AIM >> Lift out each line of the data that holds "link".

|---|

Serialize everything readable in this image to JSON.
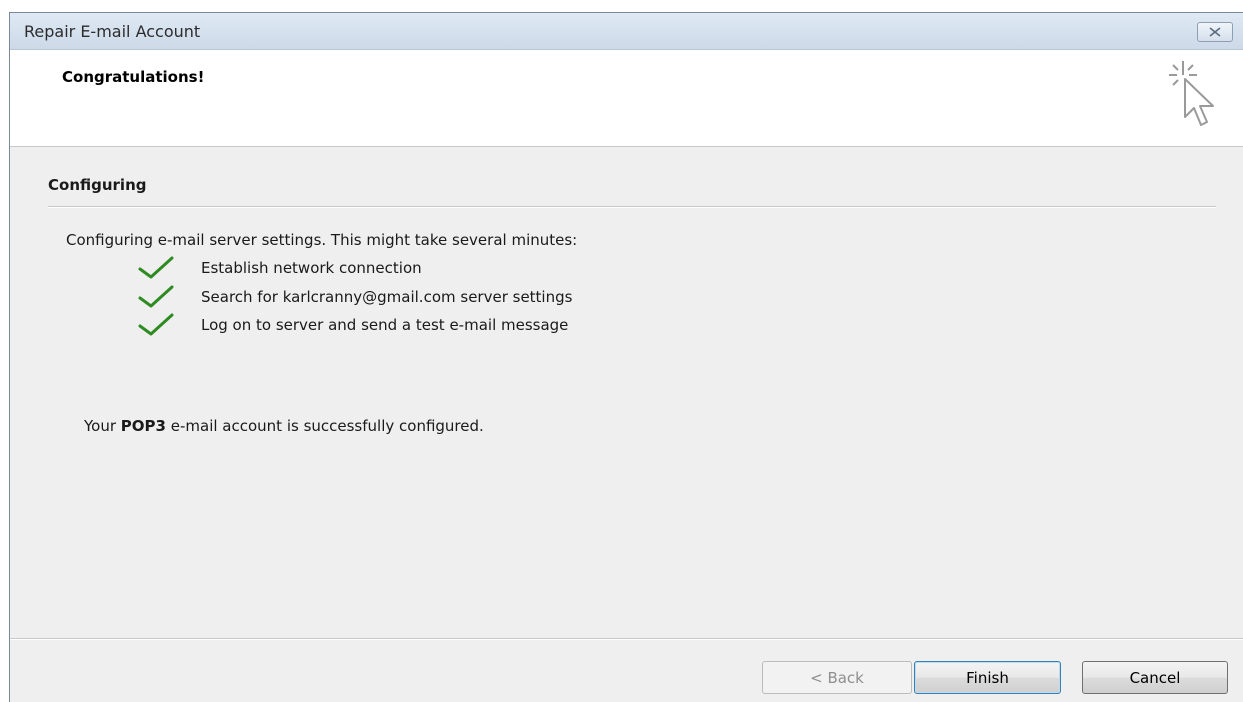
{
  "window": {
    "title": "Repair E-mail Account",
    "close_icon": "close-icon"
  },
  "header": {
    "title": "Congratulations!",
    "icon": "sparkle-cursor-icon"
  },
  "section": {
    "title": "Configuring",
    "intro": "Configuring e-mail server settings. This might take several minutes:"
  },
  "steps": [
    {
      "label": "Establish network connection",
      "status": "done",
      "icon": "check-icon"
    },
    {
      "label": "Search for karlcranny@gmail.com server settings",
      "status": "done",
      "icon": "check-icon"
    },
    {
      "label": "Log on to server and send a test e-mail message",
      "status": "done",
      "icon": "check-icon"
    }
  ],
  "result": {
    "prefix": "Your ",
    "account_type": "POP3",
    "suffix": " e-mail account is successfully configured."
  },
  "buttons": {
    "back": "< Back",
    "finish": "Finish",
    "cancel": "Cancel"
  },
  "colors": {
    "check": "#2e8b22",
    "dialog_bg": "#efefef",
    "titlebar": "#d6e1ee"
  }
}
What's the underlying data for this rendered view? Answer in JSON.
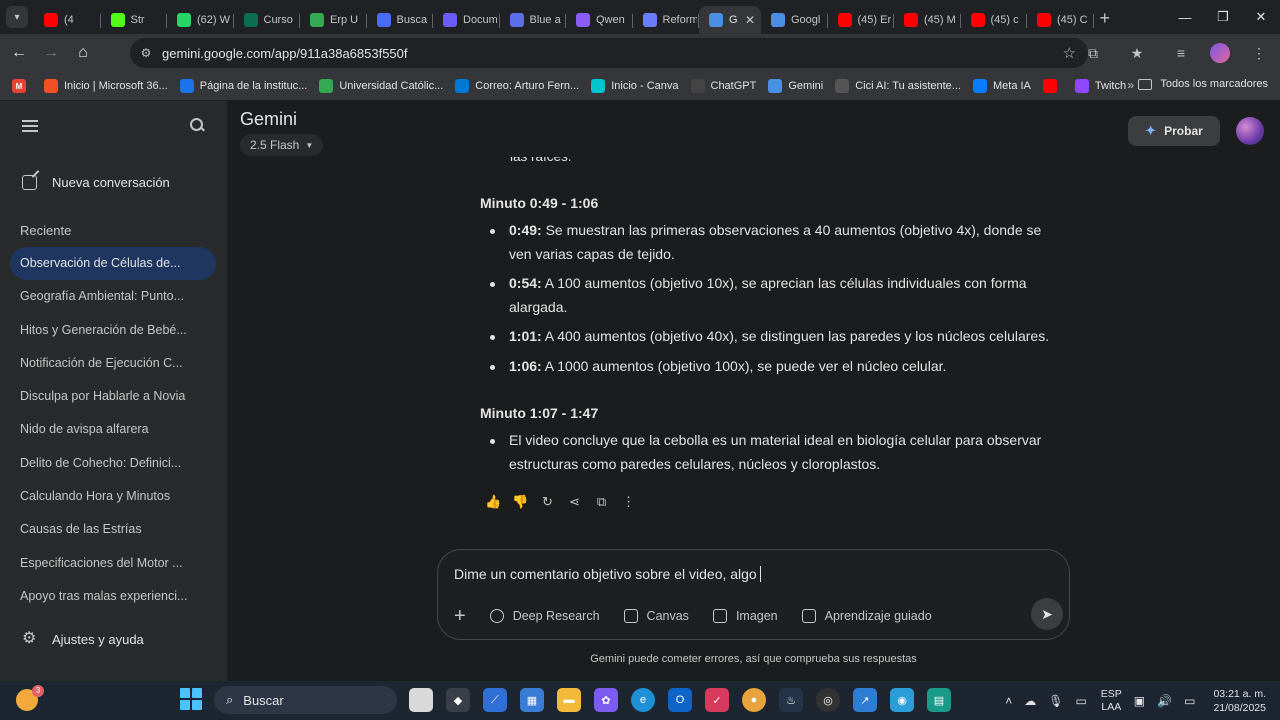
{
  "browser": {
    "tabs": [
      {
        "title": "(4",
        "color": "#ff0000",
        "icon": "youtube-icon"
      },
      {
        "title": "Str",
        "color": "#53fc18",
        "icon": "kick-icon"
      },
      {
        "title": "(62) W",
        "color": "#25d366",
        "icon": "whatsapp-icon"
      },
      {
        "title": "Curso",
        "color": "#0b6e4f",
        "icon": "course-icon"
      },
      {
        "title": "Erp U",
        "color": "#34a853",
        "icon": "erp-icon"
      },
      {
        "title": "Busca",
        "color": "#4a6cf7",
        "icon": "search-site-icon"
      },
      {
        "title": "Docum",
        "color": "#6b5cf6",
        "icon": "docs-icon"
      },
      {
        "title": "Blue a",
        "color": "#5b6ee8",
        "icon": "blue-icon"
      },
      {
        "title": "Qwen",
        "color": "#8a5cf6",
        "icon": "qwen-icon"
      },
      {
        "title": "Reform",
        "color": "#6b7cff",
        "icon": "reform-icon"
      },
      {
        "title": "G",
        "color": "#4a90e2",
        "icon": "gemini-icon",
        "active": true
      },
      {
        "title": "Googl",
        "color": "#4a90e2",
        "icon": "gemini-icon"
      },
      {
        "title": "(45) Er",
        "color": "#ff0000",
        "icon": "youtube-icon"
      },
      {
        "title": "(45) M",
        "color": "#ff0000",
        "icon": "youtube-icon"
      },
      {
        "title": "(45) c",
        "color": "#ff0000",
        "icon": "youtube-icon"
      },
      {
        "title": "(45) C",
        "color": "#ff0000",
        "icon": "youtube-icon"
      }
    ],
    "url": "gemini.google.com/app/911a38a6853f550f",
    "bookmarks": [
      {
        "label": "Inicio | Microsoft 36...",
        "color": "#f25022"
      },
      {
        "label": "Página de la instituc...",
        "color": "#1a73e8"
      },
      {
        "label": "Universidad Católic...",
        "color": "#34a853"
      },
      {
        "label": "Correo: Arturo Fern...",
        "color": "#0078d4"
      },
      {
        "label": "Inicio - Canva",
        "color": "#00c4cc"
      },
      {
        "label": "ChatGPT",
        "color": "#444444"
      },
      {
        "label": "Gemini",
        "color": "#4a90e2"
      },
      {
        "label": "Cici AI: Tu asistente...",
        "color": "#555555"
      },
      {
        "label": "Meta IA",
        "color": "#0a7cff"
      },
      {
        "label": "",
        "color": "#ff0000"
      },
      {
        "label": "Twitch",
        "color": "#9146ff"
      }
    ],
    "all_bookmarks": "Todos los marcadores"
  },
  "sidebar": {
    "new_chat": "Nueva conversación",
    "recent_label": "Reciente",
    "items": [
      "Observación de Células de...",
      "Geografía Ambiental: Punto...",
      "Hitos y Generación de Bebé...",
      "Notificación de Ejecución C...",
      "Disculpa por Hablarle a Novia",
      "Nido de avispa alfarera",
      "Delito de Cohecho: Definici...",
      "Calculando Hora y Minutos",
      "Causas de las Estrías",
      "Especificaciones del Motor ...",
      "Apoyo tras malas experienci..."
    ],
    "settings": "Ajustes y ayuda"
  },
  "header": {
    "title": "Gemini",
    "model": "2.5 Flash",
    "probar": "Probar"
  },
  "response": {
    "cut_text": "las raíces.",
    "section1": {
      "title": "Minuto 0:49 - 1:06",
      "bullets": [
        {
          "time": "0:49:",
          "text": " Se muestran las primeras observaciones a 40 aumentos (objetivo 4x), donde se ven varias capas de tejido."
        },
        {
          "time": "0:54:",
          "text": " A 100 aumentos (objetivo 10x), se aprecian las células individuales con forma alargada."
        },
        {
          "time": "1:01:",
          "text": " A 400 aumentos (objetivo 40x), se distinguen las paredes y los núcleos celulares."
        },
        {
          "time": "1:06:",
          "text": " A 1000 aumentos (objetivo 100x), se puede ver el núcleo celular."
        }
      ]
    },
    "section2": {
      "title": "Minuto 1:07 - 1:47",
      "bullets": [
        {
          "text": "El video concluye que la cebolla es un material ideal en biología celular para observar estructuras como paredes celulares, núcleos y cloroplastos."
        }
      ]
    }
  },
  "composer": {
    "prompt": "Dime un comentario objetivo sobre el video, algo",
    "tools": [
      "Deep Research",
      "Canvas",
      "Imagen",
      "Aprendizaje guiado"
    ],
    "disclaimer": "Gemini puede cometer errores, así que comprueba sus respuestas"
  },
  "taskbar": {
    "weather_badge": "3",
    "search": "Buscar",
    "lang_1": "ESP",
    "lang_2": "LAA",
    "time": "03:21 a. m.",
    "date": "21/08/2025"
  }
}
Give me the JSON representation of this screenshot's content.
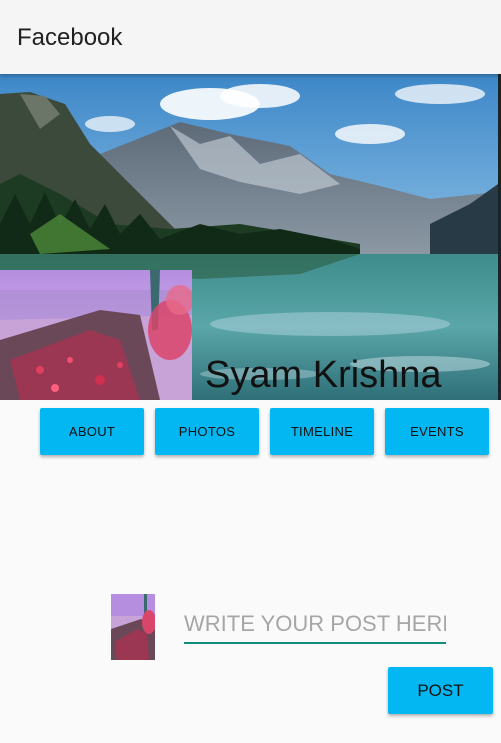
{
  "appbar": {
    "title": "Facebook"
  },
  "profile": {
    "name": "Syam Krishna",
    "cover_photo": "mountain-lake-photo",
    "profile_photo": "pink-pier-photo"
  },
  "tabs": [
    {
      "label": "ABOUT"
    },
    {
      "label": "PHOTOS"
    },
    {
      "label": "TIMELINE"
    },
    {
      "label": "EVENTS"
    }
  ],
  "composer": {
    "placeholder": "WRITE YOUR POST HERE",
    "value": "",
    "post_label": "POST"
  },
  "colors": {
    "accent": "#03b8f2",
    "input_underline": "#128c7e",
    "appbar": "#f5f5f5"
  }
}
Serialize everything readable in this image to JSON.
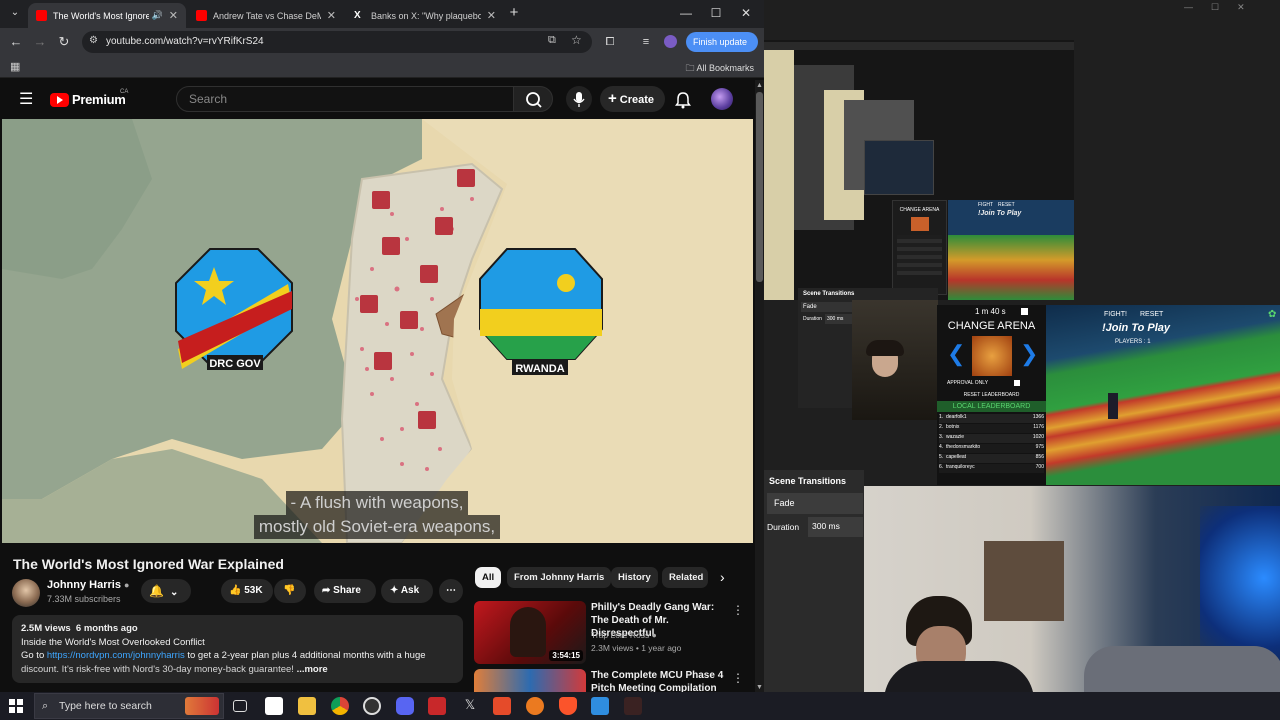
{
  "browser": {
    "tabs": [
      {
        "title": "The World's Most Ignored W",
        "active": true
      },
      {
        "title": "Andrew Tate vs Chase DeMoor",
        "active": false
      },
      {
        "title": "Banks on X: \"Why plaqueboym",
        "active": false
      }
    ],
    "new_tab": "+",
    "url": "youtube.com/watch?v=rvYRifKrS24",
    "finish_update": "Finish update",
    "all_bookmarks": "All Bookmarks"
  },
  "youtube": {
    "logo_text": "Premium",
    "region": "CA",
    "search_placeholder": "Search",
    "create_label": "Create",
    "map_labels": {
      "left": "DRC GOV",
      "right": "RWANDA"
    },
    "subtitle_lines": [
      "- A flush with weapons,",
      "mostly old Soviet-era weapons,"
    ],
    "video_title": "The World's Most Ignored War Explained",
    "channel_name": "Johnny Harris",
    "channel_subs": "7.33M subscribers",
    "like_count": "53K",
    "share_label": "Share",
    "ask_label": "Ask",
    "desc": {
      "views": "2.5M views",
      "age": "6 months ago",
      "line1": "Inside the World's Most Overlooked Conflict",
      "go_to": "Go to ",
      "link": "https://nordvpn.com/johnnyharris",
      "line2_rest": " to get a 2-year plan plus 4 additional months with a huge",
      "line3": "discount. It's risk-free with Nord's 30-day money-back guarantee!",
      "more": "...more"
    },
    "chips": [
      "All",
      "From Johnny Harris",
      "History",
      "Related"
    ],
    "recommendations": [
      {
        "title": "Philly's Deadly Gang War: The Death of Mr. Disrespectful",
        "channel": "Trap Lore Ross",
        "meta": "2.3M views • 1 year ago",
        "duration": "3:54:15"
      },
      {
        "title": "The Complete MCU Phase 4 Pitch Meeting Compilation",
        "channel": "",
        "meta": "",
        "duration": ""
      }
    ]
  },
  "obs": {
    "scene_transitions_title": "Scene Transitions",
    "transition_value": "Fade",
    "duration_label": "Duration",
    "duration_value": "300 ms",
    "game": {
      "timer": "1 m 40 s",
      "change_arena": "CHANGE ARENA",
      "approval_only": "APPROVAL ONLY",
      "reset_leaderboard": "RESET LEADERBOARD",
      "local_leaderboard": "LOCAL LEADERBOARD",
      "fight": "FIGHT!",
      "reset": "RESET",
      "join": "!Join To Play",
      "players": "PLAYERS : 1",
      "leaderboard": [
        {
          "rank": "1.",
          "name": "dearfolk1",
          "score": "1366"
        },
        {
          "rank": "2.",
          "name": "botnix",
          "score": "1176"
        },
        {
          "rank": "3.",
          "name": "wazazie",
          "score": "1020"
        },
        {
          "rank": "4.",
          "name": "thedonsmarkito",
          "score": "975"
        },
        {
          "rank": "5.",
          "name": "capelleat",
          "score": "856"
        },
        {
          "rank": "6.",
          "name": "tranquiloreyc",
          "score": "700"
        }
      ],
      "small_change_arena": "CHANGE ARENA",
      "small_join": "!Join To Play",
      "small_fight": "FIGHT",
      "small_reset": "RESET"
    }
  },
  "taskbar": {
    "search_placeholder": "Type here to search"
  }
}
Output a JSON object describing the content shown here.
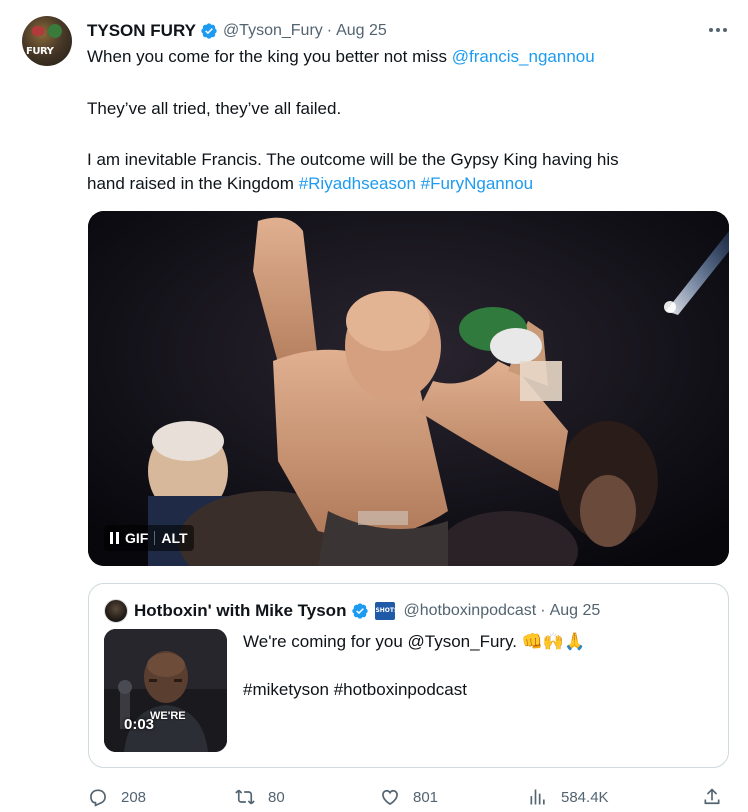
{
  "tweet": {
    "author": {
      "display_name": "TYSON FURY",
      "handle": "@Tyson_Fury",
      "date": "Aug 25",
      "avatar_label": "FURY"
    },
    "separator": "·",
    "text": {
      "line1_prefix": "When you come for the king you better not miss ",
      "line1_mention": "@francis_ngannou",
      "line2": "They’ve all tried, they’ve all failed.",
      "line3": "I am inevitable Francis. The outcome will be the Gypsy King having his",
      "line4_prefix": "hand raised in the Kingdom ",
      "hashtag1": "#Riyadhseason",
      "hashtag2": "#FuryNgannou"
    },
    "media": {
      "gif_label": "GIF",
      "alt_label": "ALT"
    }
  },
  "quote": {
    "author": {
      "display_name": "Hotboxin' with Mike Tyson",
      "badge_label": "SHOTS",
      "handle": "@hotboxinpodcast",
      "date": "Aug 25"
    },
    "separator": "·",
    "text_line1": "We're coming for you @Tyson_Fury. 👊🙌🙏",
    "text_line2": "#miketyson #hotboxinpodcast",
    "video_time": "0:03",
    "video_caption": "WE'RE"
  },
  "actions": {
    "replies": "208",
    "reposts": "80",
    "likes": "801",
    "views": "584.4K"
  },
  "colors": {
    "link": "#1d9bf0",
    "verified": "#1d9bf0",
    "secondary_text": "#536471",
    "border": "#cfd9de"
  }
}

|---|

THE RESPONSE >>
      "link": "https://nordvpn.com/johnnyharris",
    "link": "#1d9bf0",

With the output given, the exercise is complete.